The exercise
Condense the paragraph of the email below that begins "I would love to see this change" into a short bulleted list that keeps its main points.

Source passage
— begin —
Hi dormando,
I would love to see this change.  One thing that would be great to have is
support for multiple tokens for the purpose of key rotation.  If there are
roles, one could just assign 2 equivalent roles with different tokens, but
in the absence of roles as you mentioned just having the ability to define
multiple tokens on the server level would work nicely.  This is an issue
today with the redis password mechanism - once it is set, changing the
token across all clients and server at the same time is problematic.

Of course, sasl already supports this so clients that want this capability
can use sasl, but it would be nice to have it available in any new default
authentication mechanism.

Thanks,
John

On Wed, Apr 11, 2018 at 1:59 AM dormando <dorma...@rydia.net> wrote:

> Hey,
>
> In the wake of all this exposed-internet fun, I want to do something I
> should've years ago; add support for a basic authentication token.
>
> Currently, with binary protocol, you have the option of using SASL. This
> requires compiling against sasl, a client that both speaks binprot and
> sasl, and understand the sasl ecosystem enough to generate configurations,
> password files, hook it up to kerberos, or what have you. This is useful;
> I should also see if ascii can support it.
>
> However, it's not simple. It can never be a default.
>
> I propose to do more or less what redis does, except I'd call it a token
> instead of a password. Both ascii and binprot would support it.
— end —
Information supplied
— begin —
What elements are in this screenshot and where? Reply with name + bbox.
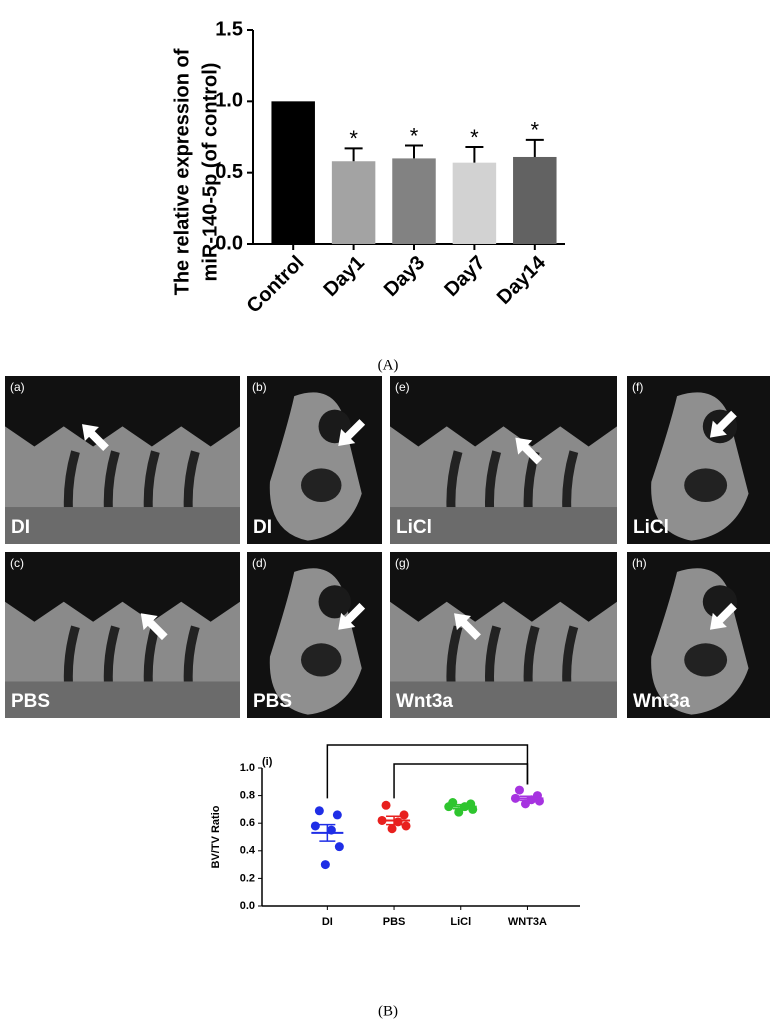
— end —
Correct response
- The writer supports the proposed change.
- It would help to support multiple tokens so that keys can be rotated.
- With roles, two equivalent roles with different tokens would be enough. Without roles, defining multiple tokens at the server level would work well.
- The redis password mechanism has this problem today. Once the password is set, it is hard to change the token across all clients and the server at the same time.